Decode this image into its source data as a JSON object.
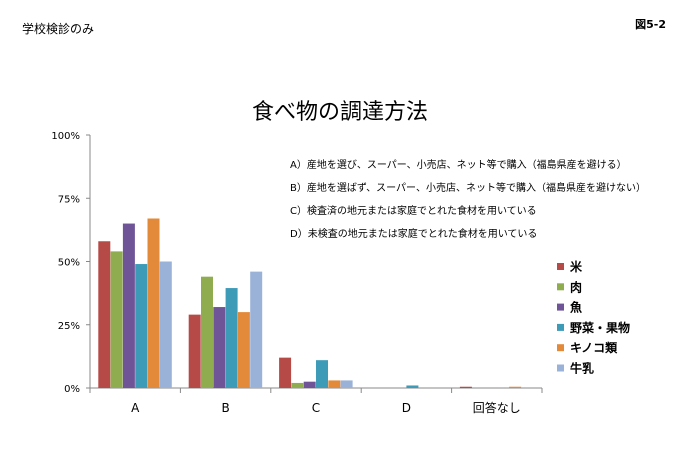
{
  "header": {
    "left_label": "学校検診のみ",
    "figure_id": "図5-2"
  },
  "chart_data": {
    "type": "bar",
    "title": "食べ物の調達方法",
    "xlabel": "",
    "ylabel": "",
    "ylim": [
      0,
      100
    ],
    "yticks": [
      "0%",
      "25%",
      "50%",
      "75%",
      "100%"
    ],
    "ytick_values": [
      0,
      25,
      50,
      75,
      100
    ],
    "categories": [
      "A",
      "B",
      "C",
      "D",
      "回答なし"
    ],
    "series": [
      {
        "name": "米",
        "color": "#b54a47",
        "values": [
          58,
          29,
          12,
          0,
          0.5
        ]
      },
      {
        "name": "肉",
        "color": "#8fad4f",
        "values": [
          54,
          44,
          2,
          0,
          0
        ]
      },
      {
        "name": "魚",
        "color": "#6f5598",
        "values": [
          65,
          32,
          2.5,
          0,
          0
        ]
      },
      {
        "name": "野菜・果物",
        "color": "#3e9bb8",
        "values": [
          49,
          39.5,
          11,
          1,
          0
        ]
      },
      {
        "name": "キノコ類",
        "color": "#e38a3a",
        "values": [
          67,
          30,
          3,
          0,
          0.5
        ]
      },
      {
        "name": "牛乳",
        "color": "#9bb2d8",
        "values": [
          50,
          46,
          3,
          0,
          0
        ]
      }
    ],
    "legend_position": "right",
    "grid": false,
    "annotations": [
      "A）産地を選び、スーパー、小売店、ネット等で購入（福島県産を避ける）",
      "B）産地を選ばず、スーパー、小売店、ネット等で購入（福島県産を避けない）",
      "C）検査済の地元または家庭でとれた食材を用いている",
      "D）未検査の地元または家庭でとれた食材を用いている"
    ]
  }
}
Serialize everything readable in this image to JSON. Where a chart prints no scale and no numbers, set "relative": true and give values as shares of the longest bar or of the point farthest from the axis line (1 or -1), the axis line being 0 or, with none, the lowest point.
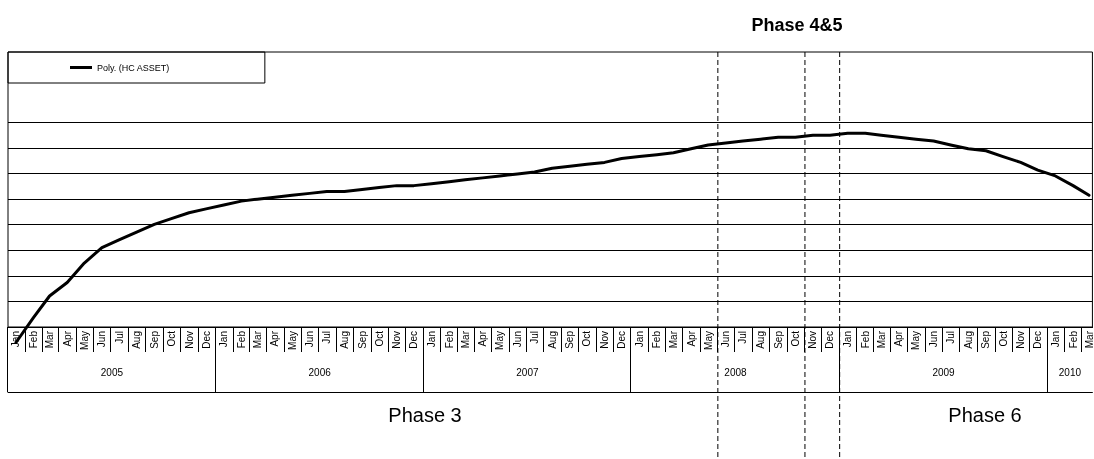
{
  "chart_data": {
    "type": "line",
    "relative": true,
    "grid": "y",
    "legend": "top left",
    "marker": "none",
    "line_style": "solid",
    "x": [
      "2005-01-15",
      "2005-02-15",
      "2005-03-15",
      "2005-04-15",
      "2005-05-15",
      "2005-06-15",
      "2005-07-15",
      "2005-08-15",
      "2005-09-15",
      "2005-10-15",
      "2005-11-15",
      "2005-12-15",
      "2006-01-15",
      "2006-02-15",
      "2006-03-15",
      "2006-04-15",
      "2006-05-15",
      "2006-06-15",
      "2006-07-15",
      "2006-08-15",
      "2006-09-15",
      "2006-10-15",
      "2006-11-15",
      "2006-12-15",
      "2007-01-15",
      "2007-02-15",
      "2007-03-15",
      "2007-04-15",
      "2007-05-15",
      "2007-06-15",
      "2007-07-15",
      "2007-08-15",
      "2007-09-15",
      "2007-10-15",
      "2007-11-15",
      "2007-12-15",
      "2008-01-15",
      "2008-02-15",
      "2008-03-15",
      "2008-04-15",
      "2008-05-15",
      "2008-06-15",
      "2008-07-15",
      "2008-08-15",
      "2008-09-15",
      "2008-10-15",
      "2008-11-15",
      "2008-12-15",
      "2009-01-15",
      "2009-02-15",
      "2009-03-15",
      "2009-04-15",
      "2009-05-15",
      "2009-06-15",
      "2009-07-15",
      "2009-08-15",
      "2009-09-15",
      "2009-10-15",
      "2009-11-15",
      "2009-12-15",
      "2010-01-15",
      "2010-02-15",
      "2010-03-15"
    ],
    "xlim": [
      "2005-01-01",
      "2010-03-21"
    ],
    "xticks": [
      {
        "value": "2005-01-15",
        "label": "Jan"
      },
      {
        "value": "2005-02-15",
        "label": "Feb"
      },
      {
        "value": "2005-03-15",
        "label": "Mar"
      },
      {
        "value": "2005-04-15",
        "label": "Apr"
      },
      {
        "value": "2005-05-15",
        "label": "May"
      },
      {
        "value": "2005-06-15",
        "label": "Jun"
      },
      {
        "value": "2005-07-15",
        "label": "Jul"
      },
      {
        "value": "2005-08-15",
        "label": "Aug"
      },
      {
        "value": "2005-09-15",
        "label": "Sep"
      },
      {
        "value": "2005-10-15",
        "label": "Oct"
      },
      {
        "value": "2005-11-15",
        "label": "Nov"
      },
      {
        "value": "2005-12-15",
        "label": "Dec"
      },
      {
        "value": "2006-01-15",
        "label": "Jan"
      },
      {
        "value": "2006-02-15",
        "label": "Feb"
      },
      {
        "value": "2006-03-15",
        "label": "Mar"
      },
      {
        "value": "2006-04-15",
        "label": "Apr"
      },
      {
        "value": "2006-05-15",
        "label": "May"
      },
      {
        "value": "2006-06-15",
        "label": "Jun"
      },
      {
        "value": "2006-07-15",
        "label": "Jul"
      },
      {
        "value": "2006-08-15",
        "label": "Aug"
      },
      {
        "value": "2006-09-15",
        "label": "Sep"
      },
      {
        "value": "2006-10-15",
        "label": "Oct"
      },
      {
        "value": "2006-11-15",
        "label": "Nov"
      },
      {
        "value": "2006-12-15",
        "label": "Dec"
      },
      {
        "value": "2007-01-15",
        "label": "Jan"
      },
      {
        "value": "2007-02-15",
        "label": "Feb"
      },
      {
        "value": "2007-03-15",
        "label": "Mar"
      },
      {
        "value": "2007-04-15",
        "label": "Apr"
      },
      {
        "value": "2007-05-15",
        "label": "May"
      },
      {
        "value": "2007-06-15",
        "label": "Jun"
      },
      {
        "value": "2007-07-15",
        "label": "Jul"
      },
      {
        "value": "2007-08-15",
        "label": "Aug"
      },
      {
        "value": "2007-09-15",
        "label": "Sep"
      },
      {
        "value": "2007-10-15",
        "label": "Oct"
      },
      {
        "value": "2007-11-15",
        "label": "Nov"
      },
      {
        "value": "2007-12-15",
        "label": "Dec"
      },
      {
        "value": "2008-01-15",
        "label": "Jan"
      },
      {
        "value": "2008-02-15",
        "label": "Feb"
      },
      {
        "value": "2008-03-15",
        "label": "Mar"
      },
      {
        "value": "2008-04-15",
        "label": "Apr"
      },
      {
        "value": "2008-05-15",
        "label": "May"
      },
      {
        "value": "2008-06-15",
        "label": "Jun"
      },
      {
        "value": "2008-07-15",
        "label": "Jul"
      },
      {
        "value": "2008-08-15",
        "label": "Aug"
      },
      {
        "value": "2008-09-15",
        "label": "Sep"
      },
      {
        "value": "2008-10-15",
        "label": "Oct"
      },
      {
        "value": "2008-11-15",
        "label": "Nov"
      },
      {
        "value": "2008-12-15",
        "label": "Dec"
      },
      {
        "value": "2009-01-15",
        "label": "Jan"
      },
      {
        "value": "2009-02-15",
        "label": "Feb"
      },
      {
        "value": "2009-03-15",
        "label": "Mar"
      },
      {
        "value": "2009-04-15",
        "label": "Apr"
      },
      {
        "value": "2009-05-15",
        "label": "May"
      },
      {
        "value": "2009-06-15",
        "label": "Jun"
      },
      {
        "value": "2009-07-15",
        "label": "Jul"
      },
      {
        "value": "2009-08-15",
        "label": "Aug"
      },
      {
        "value": "2009-09-15",
        "label": "Sep"
      },
      {
        "value": "2009-10-15",
        "label": "Oct"
      },
      {
        "value": "2009-11-15",
        "label": "Nov"
      },
      {
        "value": "2009-12-15",
        "label": "Dec"
      },
      {
        "value": "2010-01-15",
        "label": "Jan"
      },
      {
        "value": "2010-02-15",
        "label": "Feb"
      },
      {
        "value": "2010-03-15",
        "label": "Mar"
      }
    ],
    "series": [
      {
        "name": "Poly. (HC ASSET)",
        "color": "#000000",
        "values": [
          -0.08,
          0.05,
          0.16,
          0.23,
          0.33,
          0.41,
          0.45,
          0.49,
          0.53,
          0.56,
          0.59,
          0.61,
          0.63,
          0.65,
          0.66,
          0.67,
          0.68,
          0.69,
          0.7,
          0.7,
          0.71,
          0.72,
          0.73,
          0.73,
          0.74,
          0.75,
          0.76,
          0.77,
          0.78,
          0.79,
          0.8,
          0.82,
          0.83,
          0.84,
          0.85,
          0.87,
          0.88,
          0.89,
          0.9,
          0.92,
          0.94,
          0.95,
          0.96,
          0.97,
          0.98,
          0.98,
          0.99,
          0.99,
          1.0,
          1.0,
          0.99,
          0.98,
          0.97,
          0.96,
          0.94,
          0.92,
          0.91,
          0.88,
          0.85,
          0.81,
          0.78,
          0.73,
          0.68
        ]
      }
    ],
    "ref_lines": [
      {
        "axis": "x",
        "value": "2008-06",
        "line_style": "dashed",
        "color": "#000000"
      },
      {
        "axis": "x",
        "value": "2008-11",
        "line_style": "dashed",
        "color": "#000000"
      },
      {
        "axis": "x",
        "value": "2009-01",
        "line_style": "dashed",
        "color": "#000000"
      }
    ],
    "annotations": [
      "2005",
      "2006",
      "2007",
      "2008",
      "2009",
      "2010",
      "Phase 4&5",
      "Phase 3",
      "Phase 6"
    ]
  }
}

*What you need to do*
Go through the listing above line by line and say how many lines hold the word "color". Reply with that number only.

*Solution to the exercise*
10